Directive |
Every record below should be transcribed exactly. Omit the images.
━━━━━━━━━━━━━━━━━━━━━━━━━━━━━━
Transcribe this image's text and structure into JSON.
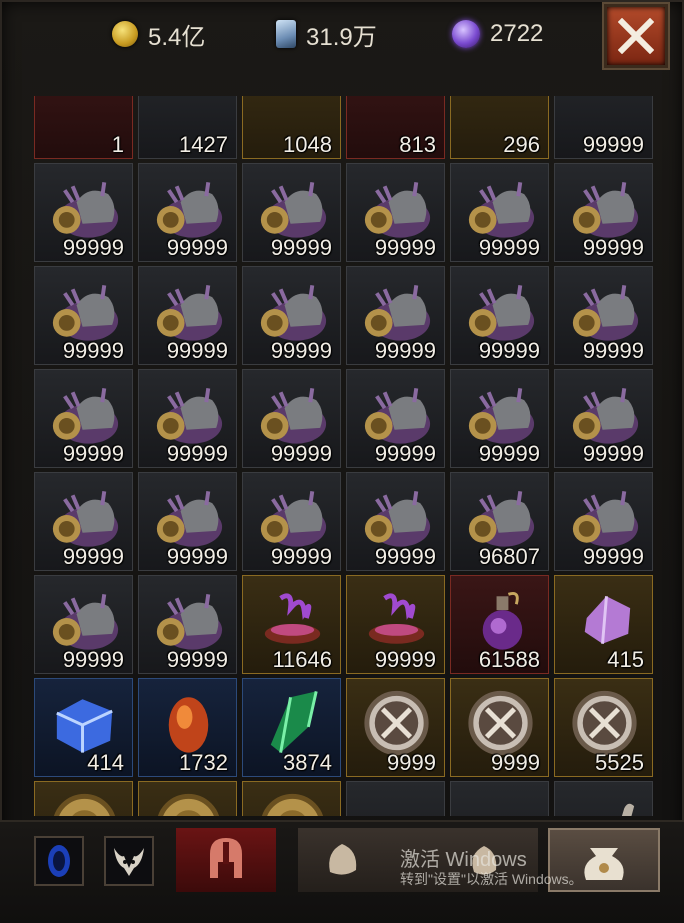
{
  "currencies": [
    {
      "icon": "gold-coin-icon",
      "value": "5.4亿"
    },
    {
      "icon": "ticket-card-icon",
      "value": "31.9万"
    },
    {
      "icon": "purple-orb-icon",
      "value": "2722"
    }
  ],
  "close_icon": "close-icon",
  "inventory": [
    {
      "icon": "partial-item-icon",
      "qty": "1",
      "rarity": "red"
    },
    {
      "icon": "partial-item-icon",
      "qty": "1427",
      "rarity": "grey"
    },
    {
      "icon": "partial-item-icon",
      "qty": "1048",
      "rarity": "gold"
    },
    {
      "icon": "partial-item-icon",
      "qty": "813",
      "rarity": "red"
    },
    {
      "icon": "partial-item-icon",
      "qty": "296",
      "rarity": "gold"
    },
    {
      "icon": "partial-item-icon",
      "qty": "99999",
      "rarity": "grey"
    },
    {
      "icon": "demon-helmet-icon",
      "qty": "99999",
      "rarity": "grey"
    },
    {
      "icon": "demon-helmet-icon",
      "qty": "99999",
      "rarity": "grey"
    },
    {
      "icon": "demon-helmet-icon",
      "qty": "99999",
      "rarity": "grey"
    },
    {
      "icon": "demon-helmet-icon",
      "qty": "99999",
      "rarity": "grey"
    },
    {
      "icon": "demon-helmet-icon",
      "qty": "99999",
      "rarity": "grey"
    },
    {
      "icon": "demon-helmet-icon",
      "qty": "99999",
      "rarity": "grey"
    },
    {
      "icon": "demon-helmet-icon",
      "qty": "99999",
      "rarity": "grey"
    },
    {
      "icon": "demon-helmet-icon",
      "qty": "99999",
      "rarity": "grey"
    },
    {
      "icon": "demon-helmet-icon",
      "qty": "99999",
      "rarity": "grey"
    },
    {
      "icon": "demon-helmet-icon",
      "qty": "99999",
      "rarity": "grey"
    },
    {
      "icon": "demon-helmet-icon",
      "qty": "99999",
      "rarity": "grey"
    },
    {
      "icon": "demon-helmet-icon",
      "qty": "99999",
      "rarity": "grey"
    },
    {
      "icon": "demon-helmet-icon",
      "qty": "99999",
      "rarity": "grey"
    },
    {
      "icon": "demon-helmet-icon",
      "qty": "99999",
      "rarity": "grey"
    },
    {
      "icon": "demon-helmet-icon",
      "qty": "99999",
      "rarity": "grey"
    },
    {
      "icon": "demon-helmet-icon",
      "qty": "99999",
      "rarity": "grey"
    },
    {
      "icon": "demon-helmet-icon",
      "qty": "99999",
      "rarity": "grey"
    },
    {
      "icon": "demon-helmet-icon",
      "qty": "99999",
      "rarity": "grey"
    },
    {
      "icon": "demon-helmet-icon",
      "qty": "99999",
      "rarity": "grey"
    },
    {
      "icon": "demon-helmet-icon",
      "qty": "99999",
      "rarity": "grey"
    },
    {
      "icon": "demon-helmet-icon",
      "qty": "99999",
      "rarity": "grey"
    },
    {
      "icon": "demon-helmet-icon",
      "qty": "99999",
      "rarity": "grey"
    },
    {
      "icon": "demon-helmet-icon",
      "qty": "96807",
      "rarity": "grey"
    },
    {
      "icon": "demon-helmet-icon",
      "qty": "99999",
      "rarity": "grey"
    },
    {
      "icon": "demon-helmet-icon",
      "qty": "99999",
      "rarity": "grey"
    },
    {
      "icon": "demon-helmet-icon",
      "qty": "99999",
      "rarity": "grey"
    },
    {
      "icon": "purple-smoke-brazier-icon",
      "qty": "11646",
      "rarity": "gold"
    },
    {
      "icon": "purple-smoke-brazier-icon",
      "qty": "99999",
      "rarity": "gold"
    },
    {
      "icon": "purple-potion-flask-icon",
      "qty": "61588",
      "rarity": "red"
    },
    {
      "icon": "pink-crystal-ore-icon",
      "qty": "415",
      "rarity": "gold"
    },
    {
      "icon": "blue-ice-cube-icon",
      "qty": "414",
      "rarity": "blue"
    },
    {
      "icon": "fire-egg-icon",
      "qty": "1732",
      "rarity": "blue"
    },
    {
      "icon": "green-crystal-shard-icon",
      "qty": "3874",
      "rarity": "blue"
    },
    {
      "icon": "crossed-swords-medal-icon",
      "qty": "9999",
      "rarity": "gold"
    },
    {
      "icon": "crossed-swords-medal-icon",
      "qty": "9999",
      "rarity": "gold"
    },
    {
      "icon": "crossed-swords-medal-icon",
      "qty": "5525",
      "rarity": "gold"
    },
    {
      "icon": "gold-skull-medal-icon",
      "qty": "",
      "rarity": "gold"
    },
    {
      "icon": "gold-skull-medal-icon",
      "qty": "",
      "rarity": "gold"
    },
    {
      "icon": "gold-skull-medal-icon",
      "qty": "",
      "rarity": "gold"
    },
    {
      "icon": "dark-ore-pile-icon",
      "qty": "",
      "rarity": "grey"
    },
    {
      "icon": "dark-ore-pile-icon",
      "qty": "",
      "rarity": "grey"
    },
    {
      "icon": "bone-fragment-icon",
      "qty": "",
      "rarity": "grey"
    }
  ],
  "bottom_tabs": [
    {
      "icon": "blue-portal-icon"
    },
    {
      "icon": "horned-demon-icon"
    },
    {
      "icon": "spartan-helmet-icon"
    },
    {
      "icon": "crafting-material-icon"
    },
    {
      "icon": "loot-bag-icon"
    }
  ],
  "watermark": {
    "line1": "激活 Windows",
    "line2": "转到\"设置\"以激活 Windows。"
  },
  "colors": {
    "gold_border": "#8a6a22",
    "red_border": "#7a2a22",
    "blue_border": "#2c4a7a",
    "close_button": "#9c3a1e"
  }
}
━━━━━━━━━━━━━━━━━━━━━━━━━━━━━━
Expected output |
Transcribe this image's text and structure into JSON.
{
  "currencies": [
    {
      "icon": "gold-coin-icon",
      "value": "5.4亿"
    },
    {
      "icon": "ticket-card-icon",
      "value": "31.9万"
    },
    {
      "icon": "purple-orb-icon",
      "value": "2722"
    }
  ],
  "close_icon": "close-icon",
  "inventory": [
    {
      "icon": "partial-item-icon",
      "qty": "1",
      "rarity": "red"
    },
    {
      "icon": "partial-item-icon",
      "qty": "1427",
      "rarity": "grey"
    },
    {
      "icon": "partial-item-icon",
      "qty": "1048",
      "rarity": "gold"
    },
    {
      "icon": "partial-item-icon",
      "qty": "813",
      "rarity": "red"
    },
    {
      "icon": "partial-item-icon",
      "qty": "296",
      "rarity": "gold"
    },
    {
      "icon": "partial-item-icon",
      "qty": "99999",
      "rarity": "grey"
    },
    {
      "icon": "demon-helmet-icon",
      "qty": "99999",
      "rarity": "grey"
    },
    {
      "icon": "demon-helmet-icon",
      "qty": "99999",
      "rarity": "grey"
    },
    {
      "icon": "demon-helmet-icon",
      "qty": "99999",
      "rarity": "grey"
    },
    {
      "icon": "demon-helmet-icon",
      "qty": "99999",
      "rarity": "grey"
    },
    {
      "icon": "demon-helmet-icon",
      "qty": "99999",
      "rarity": "grey"
    },
    {
      "icon": "demon-helmet-icon",
      "qty": "99999",
      "rarity": "grey"
    },
    {
      "icon": "demon-helmet-icon",
      "qty": "99999",
      "rarity": "grey"
    },
    {
      "icon": "demon-helmet-icon",
      "qty": "99999",
      "rarity": "grey"
    },
    {
      "icon": "demon-helmet-icon",
      "qty": "99999",
      "rarity": "grey"
    },
    {
      "icon": "demon-helmet-icon",
      "qty": "99999",
      "rarity": "grey"
    },
    {
      "icon": "demon-helmet-icon",
      "qty": "99999",
      "rarity": "grey"
    },
    {
      "icon": "demon-helmet-icon",
      "qty": "99999",
      "rarity": "grey"
    },
    {
      "icon": "demon-helmet-icon",
      "qty": "99999",
      "rarity": "grey"
    },
    {
      "icon": "demon-helmet-icon",
      "qty": "99999",
      "rarity": "grey"
    },
    {
      "icon": "demon-helmet-icon",
      "qty": "99999",
      "rarity": "grey"
    },
    {
      "icon": "demon-helmet-icon",
      "qty": "99999",
      "rarity": "grey"
    },
    {
      "icon": "demon-helmet-icon",
      "qty": "99999",
      "rarity": "grey"
    },
    {
      "icon": "demon-helmet-icon",
      "qty": "99999",
      "rarity": "grey"
    },
    {
      "icon": "demon-helmet-icon",
      "qty": "99999",
      "rarity": "grey"
    },
    {
      "icon": "demon-helmet-icon",
      "qty": "99999",
      "rarity": "grey"
    },
    {
      "icon": "demon-helmet-icon",
      "qty": "99999",
      "rarity": "grey"
    },
    {
      "icon": "demon-helmet-icon",
      "qty": "99999",
      "rarity": "grey"
    },
    {
      "icon": "demon-helmet-icon",
      "qty": "96807",
      "rarity": "grey"
    },
    {
      "icon": "demon-helmet-icon",
      "qty": "99999",
      "rarity": "grey"
    },
    {
      "icon": "demon-helmet-icon",
      "qty": "99999",
      "rarity": "grey"
    },
    {
      "icon": "demon-helmet-icon",
      "qty": "99999",
      "rarity": "grey"
    },
    {
      "icon": "purple-smoke-brazier-icon",
      "qty": "11646",
      "rarity": "gold"
    },
    {
      "icon": "purple-smoke-brazier-icon",
      "qty": "99999",
      "rarity": "gold"
    },
    {
      "icon": "purple-potion-flask-icon",
      "qty": "61588",
      "rarity": "red"
    },
    {
      "icon": "pink-crystal-ore-icon",
      "qty": "415",
      "rarity": "gold"
    },
    {
      "icon": "blue-ice-cube-icon",
      "qty": "414",
      "rarity": "blue"
    },
    {
      "icon": "fire-egg-icon",
      "qty": "1732",
      "rarity": "blue"
    },
    {
      "icon": "green-crystal-shard-icon",
      "qty": "3874",
      "rarity": "blue"
    },
    {
      "icon": "crossed-swords-medal-icon",
      "qty": "9999",
      "rarity": "gold"
    },
    {
      "icon": "crossed-swords-medal-icon",
      "qty": "9999",
      "rarity": "gold"
    },
    {
      "icon": "crossed-swords-medal-icon",
      "qty": "5525",
      "rarity": "gold"
    },
    {
      "icon": "gold-skull-medal-icon",
      "qty": "",
      "rarity": "gold"
    },
    {
      "icon": "gold-skull-medal-icon",
      "qty": "",
      "rarity": "gold"
    },
    {
      "icon": "gold-skull-medal-icon",
      "qty": "",
      "rarity": "gold"
    },
    {
      "icon": "dark-ore-pile-icon",
      "qty": "",
      "rarity": "grey"
    },
    {
      "icon": "dark-ore-pile-icon",
      "qty": "",
      "rarity": "grey"
    },
    {
      "icon": "bone-fragment-icon",
      "qty": "",
      "rarity": "grey"
    }
  ],
  "bottom_tabs": [
    {
      "icon": "blue-portal-icon"
    },
    {
      "icon": "horned-demon-icon"
    },
    {
      "icon": "spartan-helmet-icon"
    },
    {
      "icon": "crafting-material-icon"
    },
    {
      "icon": "loot-bag-icon"
    }
  ],
  "watermark": {
    "line1": "激活 Windows",
    "line2": "转到\"设置\"以激活 Windows。"
  },
  "colors": {
    "gold_border": "#8a6a22",
    "red_border": "#7a2a22",
    "blue_border": "#2c4a7a",
    "close_button": "#9c3a1e"
  }
}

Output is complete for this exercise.